WHAT TO WORK ON — Set down the full listing exactly, character for character.

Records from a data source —
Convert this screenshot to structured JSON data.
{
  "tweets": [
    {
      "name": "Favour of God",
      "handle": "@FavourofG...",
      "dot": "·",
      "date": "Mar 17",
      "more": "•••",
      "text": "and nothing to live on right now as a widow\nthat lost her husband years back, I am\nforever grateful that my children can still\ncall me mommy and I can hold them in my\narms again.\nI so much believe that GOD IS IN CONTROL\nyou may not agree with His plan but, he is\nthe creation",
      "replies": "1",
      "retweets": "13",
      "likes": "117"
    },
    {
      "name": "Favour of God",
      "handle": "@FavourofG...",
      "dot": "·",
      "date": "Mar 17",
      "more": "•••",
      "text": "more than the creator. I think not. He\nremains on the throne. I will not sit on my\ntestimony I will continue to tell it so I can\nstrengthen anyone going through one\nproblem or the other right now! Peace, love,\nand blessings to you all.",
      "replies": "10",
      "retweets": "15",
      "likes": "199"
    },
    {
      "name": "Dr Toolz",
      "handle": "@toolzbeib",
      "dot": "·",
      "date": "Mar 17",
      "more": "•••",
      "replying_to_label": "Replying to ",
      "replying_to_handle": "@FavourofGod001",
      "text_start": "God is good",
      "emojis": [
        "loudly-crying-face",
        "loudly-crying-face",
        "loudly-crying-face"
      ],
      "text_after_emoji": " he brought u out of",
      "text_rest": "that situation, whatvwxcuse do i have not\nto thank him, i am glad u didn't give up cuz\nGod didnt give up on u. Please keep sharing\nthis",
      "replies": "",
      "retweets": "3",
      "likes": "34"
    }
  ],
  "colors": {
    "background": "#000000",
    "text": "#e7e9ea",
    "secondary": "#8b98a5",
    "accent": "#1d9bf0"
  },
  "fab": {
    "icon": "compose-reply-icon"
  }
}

WORKED ANSWER —
Convert this screenshot to structured JSON data.
{
  "tweets": [
    {
      "name": "Favour of God",
      "handle": "@FavourofG...",
      "dot": "·",
      "date": "Mar 17",
      "more": "•••",
      "text": "and nothing to live on right now as a widow\nthat lost her husband years back, I am\nforever grateful that my children can still\ncall me mommy and I can hold them in my\narms again.\nI so much believe that GOD IS IN CONTROL\nyou may not agree with His plan but, he is\nthe creation",
      "replies": "1",
      "retweets": "13",
      "likes": "117"
    },
    {
      "name": "Favour of God",
      "handle": "@FavourofG...",
      "dot": "·",
      "date": "Mar 17",
      "more": "•••",
      "text": "more than the creator. I think not. He\nremains on the throne. I will not sit on my\ntestimony I will continue to tell it so I can\nstrengthen anyone going through one\nproblem or the other right now! Peace, love,\nand blessings to you all.",
      "replies": "10",
      "retweets": "15",
      "likes": "199"
    },
    {
      "name": "Dr Toolz",
      "handle": "@toolzbeib",
      "dot": "·",
      "date": "Mar 17",
      "more": "•••",
      "replying_to_label": "Replying to ",
      "replying_to_handle": "@FavourofGod001",
      "text_start": "God is good",
      "emojis": [
        "loudly-crying-face",
        "loudly-crying-face",
        "loudly-crying-face"
      ],
      "text_after_emoji": " he brought u out of",
      "text_rest": "that situation, whatvwxcuse do i have not\nto thank him, i am glad u didn't give up cuz\nGod didnt give up on u. Please keep sharing\nthis",
      "replies": "",
      "retweets": "3",
      "likes": "34"
    }
  ],
  "colors": {
    "background": "#000000",
    "text": "#e7e9ea",
    "secondary": "#8b98a5",
    "accent": "#1d9bf0"
  },
  "fab": {
    "icon": "compose-reply-icon"
  }
}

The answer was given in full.